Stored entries
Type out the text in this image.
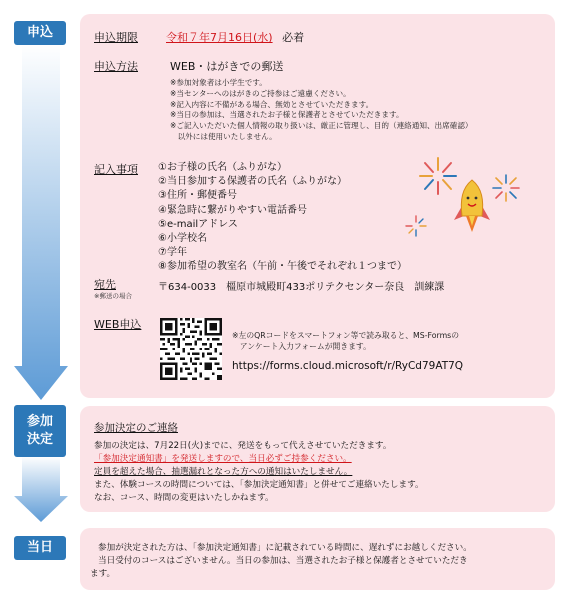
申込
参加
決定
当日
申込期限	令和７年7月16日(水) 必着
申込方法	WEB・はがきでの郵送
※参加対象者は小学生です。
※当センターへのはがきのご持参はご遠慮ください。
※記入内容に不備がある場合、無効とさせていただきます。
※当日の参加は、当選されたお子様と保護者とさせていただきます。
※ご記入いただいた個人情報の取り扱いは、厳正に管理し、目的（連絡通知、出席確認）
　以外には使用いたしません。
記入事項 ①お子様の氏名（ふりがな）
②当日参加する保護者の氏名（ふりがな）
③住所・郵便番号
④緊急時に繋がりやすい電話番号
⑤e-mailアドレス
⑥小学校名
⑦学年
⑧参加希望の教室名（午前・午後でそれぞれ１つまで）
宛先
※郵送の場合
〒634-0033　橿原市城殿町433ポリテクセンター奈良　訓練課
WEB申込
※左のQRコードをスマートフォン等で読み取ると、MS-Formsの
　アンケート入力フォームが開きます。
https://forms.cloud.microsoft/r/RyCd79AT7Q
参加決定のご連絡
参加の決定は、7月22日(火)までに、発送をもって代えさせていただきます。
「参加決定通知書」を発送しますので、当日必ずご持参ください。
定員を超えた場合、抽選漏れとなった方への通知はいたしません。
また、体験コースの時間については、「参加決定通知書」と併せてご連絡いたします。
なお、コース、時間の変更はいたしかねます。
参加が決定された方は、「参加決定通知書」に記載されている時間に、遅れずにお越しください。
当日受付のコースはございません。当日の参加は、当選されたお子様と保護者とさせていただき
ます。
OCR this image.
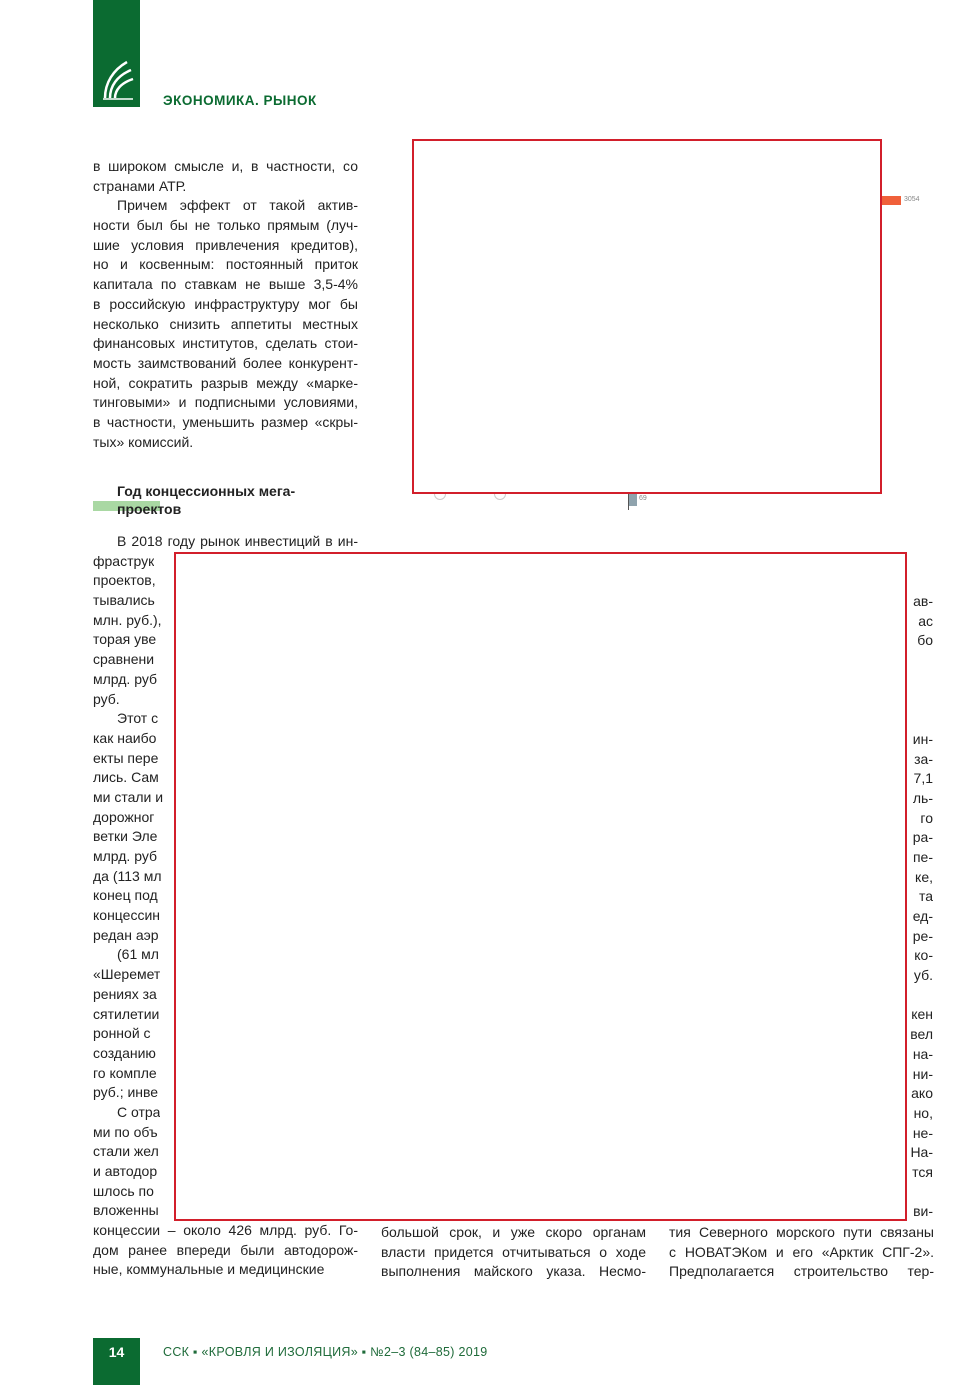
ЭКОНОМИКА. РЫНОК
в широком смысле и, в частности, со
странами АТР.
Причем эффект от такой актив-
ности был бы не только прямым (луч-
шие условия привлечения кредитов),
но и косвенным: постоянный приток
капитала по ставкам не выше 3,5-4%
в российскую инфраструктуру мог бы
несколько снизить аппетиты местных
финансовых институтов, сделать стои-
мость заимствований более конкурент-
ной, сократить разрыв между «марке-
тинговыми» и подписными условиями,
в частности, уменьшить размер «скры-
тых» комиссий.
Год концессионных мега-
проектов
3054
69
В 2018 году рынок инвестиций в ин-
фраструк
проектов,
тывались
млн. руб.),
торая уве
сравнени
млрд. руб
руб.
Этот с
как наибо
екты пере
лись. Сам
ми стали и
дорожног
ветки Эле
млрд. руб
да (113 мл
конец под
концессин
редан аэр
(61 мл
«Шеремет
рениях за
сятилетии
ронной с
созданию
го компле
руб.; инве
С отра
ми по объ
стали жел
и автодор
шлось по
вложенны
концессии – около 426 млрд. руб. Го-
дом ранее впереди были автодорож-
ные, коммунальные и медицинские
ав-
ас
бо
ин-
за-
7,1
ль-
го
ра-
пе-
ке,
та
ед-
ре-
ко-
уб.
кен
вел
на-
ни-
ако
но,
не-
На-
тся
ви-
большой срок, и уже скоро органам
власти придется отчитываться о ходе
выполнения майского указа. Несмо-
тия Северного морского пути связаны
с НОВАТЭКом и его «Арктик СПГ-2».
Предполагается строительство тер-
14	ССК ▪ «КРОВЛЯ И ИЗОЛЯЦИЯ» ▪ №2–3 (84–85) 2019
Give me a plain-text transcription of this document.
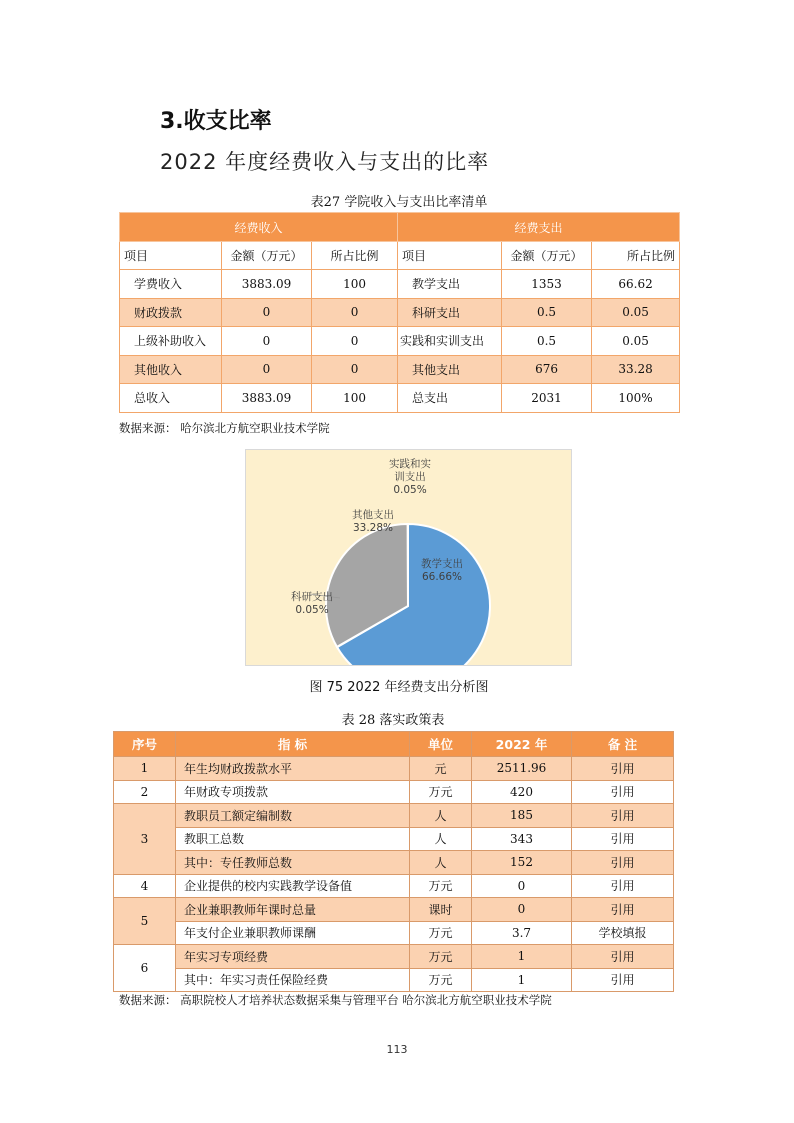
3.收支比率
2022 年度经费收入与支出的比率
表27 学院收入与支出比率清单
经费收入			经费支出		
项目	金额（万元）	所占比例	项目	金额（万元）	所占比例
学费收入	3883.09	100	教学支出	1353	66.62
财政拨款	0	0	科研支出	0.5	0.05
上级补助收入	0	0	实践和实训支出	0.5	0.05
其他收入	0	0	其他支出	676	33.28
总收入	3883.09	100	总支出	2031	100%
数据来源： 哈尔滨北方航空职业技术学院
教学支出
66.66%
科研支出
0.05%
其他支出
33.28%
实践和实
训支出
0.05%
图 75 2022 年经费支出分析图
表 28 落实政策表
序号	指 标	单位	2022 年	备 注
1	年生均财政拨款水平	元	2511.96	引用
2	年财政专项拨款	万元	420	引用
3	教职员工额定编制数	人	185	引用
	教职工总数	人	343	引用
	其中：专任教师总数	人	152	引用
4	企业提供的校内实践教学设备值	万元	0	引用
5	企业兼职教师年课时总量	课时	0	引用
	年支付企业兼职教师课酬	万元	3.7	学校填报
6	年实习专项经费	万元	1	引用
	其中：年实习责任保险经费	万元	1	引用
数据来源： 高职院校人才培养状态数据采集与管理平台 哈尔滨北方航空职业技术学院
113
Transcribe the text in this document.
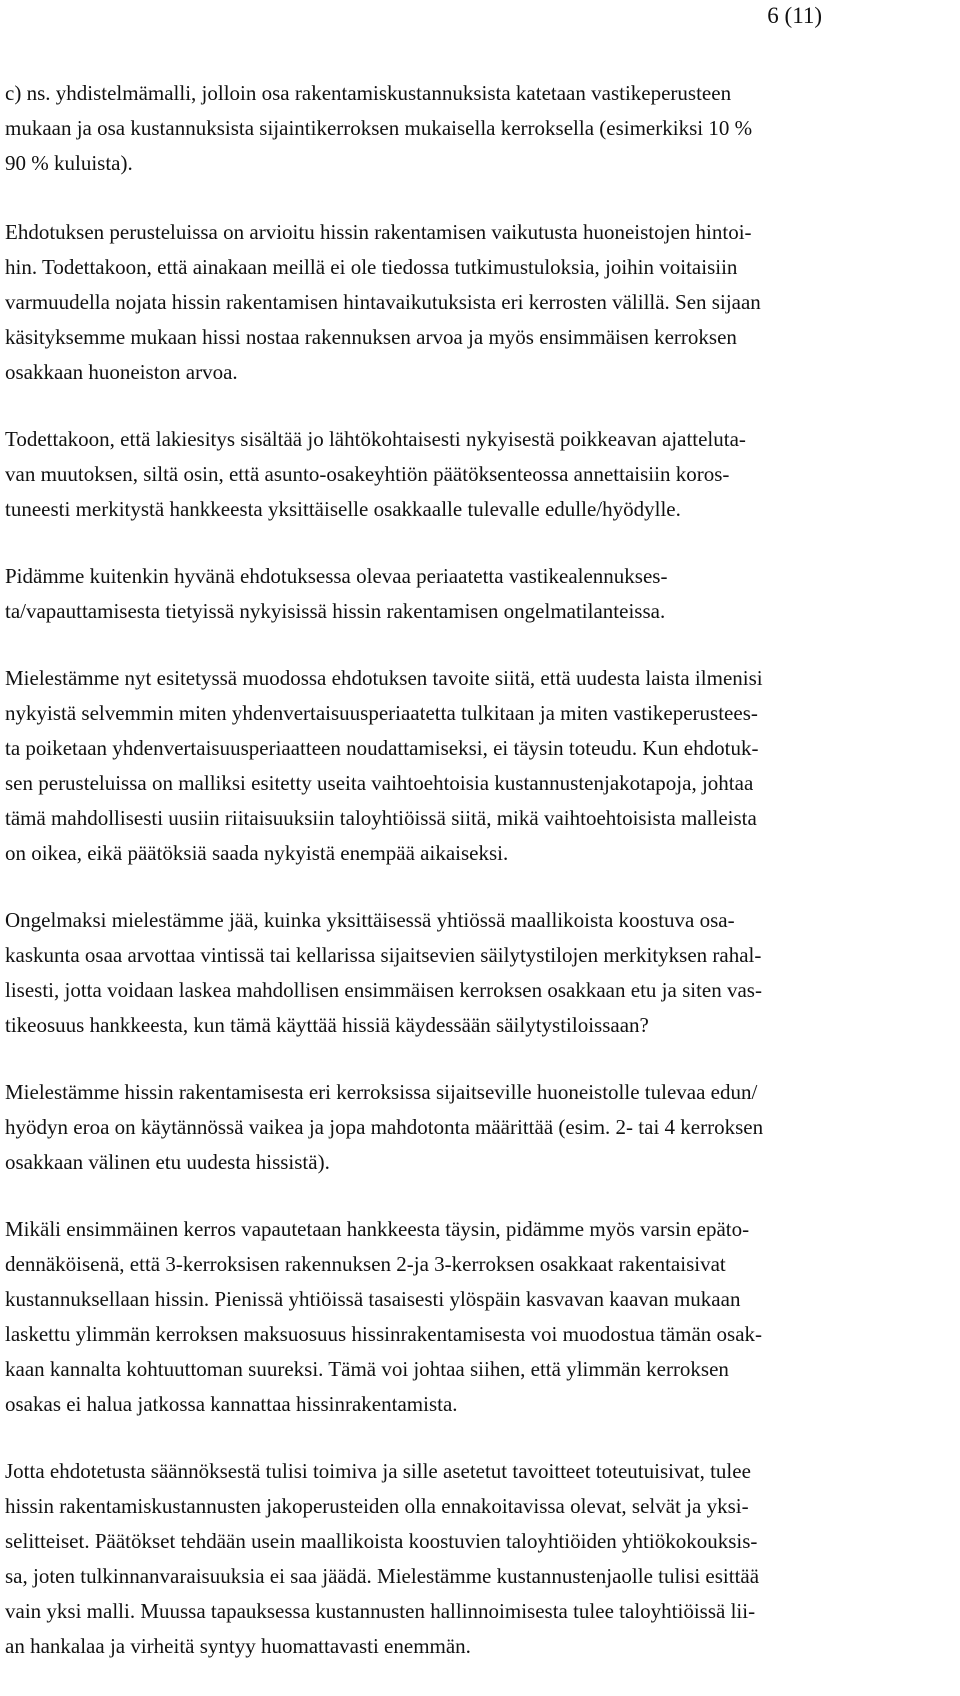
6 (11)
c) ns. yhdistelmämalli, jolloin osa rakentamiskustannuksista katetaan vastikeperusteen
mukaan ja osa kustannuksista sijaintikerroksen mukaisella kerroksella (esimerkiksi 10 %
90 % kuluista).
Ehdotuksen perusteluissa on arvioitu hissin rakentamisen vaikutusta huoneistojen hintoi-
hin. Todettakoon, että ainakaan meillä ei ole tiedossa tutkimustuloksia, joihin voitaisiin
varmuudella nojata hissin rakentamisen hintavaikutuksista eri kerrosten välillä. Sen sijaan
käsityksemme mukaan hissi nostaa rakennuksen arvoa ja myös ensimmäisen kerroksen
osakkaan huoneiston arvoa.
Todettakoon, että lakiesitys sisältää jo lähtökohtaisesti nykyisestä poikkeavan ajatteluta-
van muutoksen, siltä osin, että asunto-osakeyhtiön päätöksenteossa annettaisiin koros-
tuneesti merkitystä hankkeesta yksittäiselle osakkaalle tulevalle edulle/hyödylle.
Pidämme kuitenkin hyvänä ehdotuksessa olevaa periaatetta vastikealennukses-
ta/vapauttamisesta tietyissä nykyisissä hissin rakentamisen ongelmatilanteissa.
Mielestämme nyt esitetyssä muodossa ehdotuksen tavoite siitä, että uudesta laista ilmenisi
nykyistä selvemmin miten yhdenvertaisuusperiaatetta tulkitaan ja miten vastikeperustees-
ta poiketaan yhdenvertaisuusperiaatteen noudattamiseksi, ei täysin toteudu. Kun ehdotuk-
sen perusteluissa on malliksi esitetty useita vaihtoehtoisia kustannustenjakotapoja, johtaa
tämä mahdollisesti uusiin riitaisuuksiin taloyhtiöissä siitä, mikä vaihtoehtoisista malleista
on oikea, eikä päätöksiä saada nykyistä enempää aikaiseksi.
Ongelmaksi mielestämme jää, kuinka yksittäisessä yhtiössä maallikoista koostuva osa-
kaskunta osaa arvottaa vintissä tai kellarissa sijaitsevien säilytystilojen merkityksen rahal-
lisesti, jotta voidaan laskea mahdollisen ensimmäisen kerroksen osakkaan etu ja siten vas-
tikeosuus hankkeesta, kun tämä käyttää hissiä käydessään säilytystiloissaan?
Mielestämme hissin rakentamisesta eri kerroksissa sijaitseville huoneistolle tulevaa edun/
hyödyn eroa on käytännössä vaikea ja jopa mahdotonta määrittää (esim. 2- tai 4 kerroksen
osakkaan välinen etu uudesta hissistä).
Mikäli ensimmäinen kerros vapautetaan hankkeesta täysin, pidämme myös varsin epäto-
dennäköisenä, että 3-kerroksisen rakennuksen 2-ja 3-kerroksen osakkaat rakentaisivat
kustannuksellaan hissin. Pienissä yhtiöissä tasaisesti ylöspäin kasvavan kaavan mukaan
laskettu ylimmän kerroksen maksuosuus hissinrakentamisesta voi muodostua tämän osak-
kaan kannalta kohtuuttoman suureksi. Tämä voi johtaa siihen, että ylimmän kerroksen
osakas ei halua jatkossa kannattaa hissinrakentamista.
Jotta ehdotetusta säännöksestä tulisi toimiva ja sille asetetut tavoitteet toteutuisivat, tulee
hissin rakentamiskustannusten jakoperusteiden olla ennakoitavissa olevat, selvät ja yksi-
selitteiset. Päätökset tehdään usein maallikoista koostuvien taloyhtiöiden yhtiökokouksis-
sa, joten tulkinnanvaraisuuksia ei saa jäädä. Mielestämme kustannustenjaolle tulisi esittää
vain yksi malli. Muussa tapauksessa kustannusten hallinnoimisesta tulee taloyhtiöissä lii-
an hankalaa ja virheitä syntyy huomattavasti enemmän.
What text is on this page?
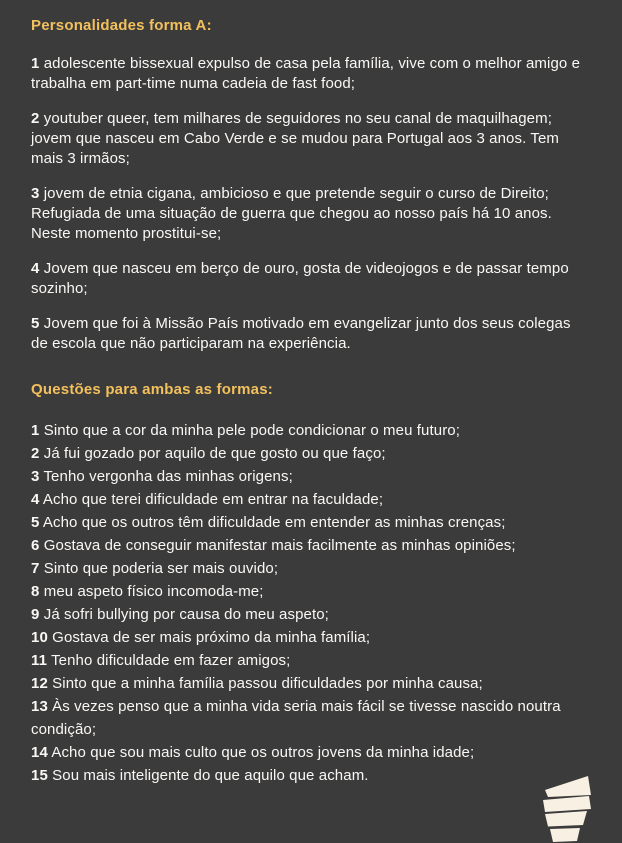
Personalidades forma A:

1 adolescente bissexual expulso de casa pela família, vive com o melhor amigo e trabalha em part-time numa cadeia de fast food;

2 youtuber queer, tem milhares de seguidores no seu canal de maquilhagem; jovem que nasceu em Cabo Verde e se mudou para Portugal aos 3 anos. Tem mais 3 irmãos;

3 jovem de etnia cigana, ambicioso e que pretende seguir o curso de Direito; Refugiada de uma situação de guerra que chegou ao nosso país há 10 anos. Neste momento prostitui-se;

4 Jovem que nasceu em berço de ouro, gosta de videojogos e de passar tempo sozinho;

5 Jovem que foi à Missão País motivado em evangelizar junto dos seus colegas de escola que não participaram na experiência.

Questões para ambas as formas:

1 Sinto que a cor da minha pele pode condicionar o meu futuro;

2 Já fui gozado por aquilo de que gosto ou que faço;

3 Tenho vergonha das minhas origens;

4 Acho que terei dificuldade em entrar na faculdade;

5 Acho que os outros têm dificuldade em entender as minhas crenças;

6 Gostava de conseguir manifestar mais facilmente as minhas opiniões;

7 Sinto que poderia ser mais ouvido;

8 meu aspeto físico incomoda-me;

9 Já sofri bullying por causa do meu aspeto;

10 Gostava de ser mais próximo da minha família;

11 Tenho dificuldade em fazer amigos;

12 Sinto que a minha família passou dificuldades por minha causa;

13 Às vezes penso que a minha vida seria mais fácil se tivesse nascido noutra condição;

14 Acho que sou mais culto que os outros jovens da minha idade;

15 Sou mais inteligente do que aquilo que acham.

> _Written instruction_
Look through the entries above and report each line where the string "tulisi" occurs.

> _Result_
Jotta ehdotetusta säännöksestä tulisi toimiva ja sille asetetut tavoitteet toteutuisivat, tulee
sa, joten tulkinnanvaraisuuksia ei saa jäädä. Mielestämme kustannustenjaolle tulisi esittää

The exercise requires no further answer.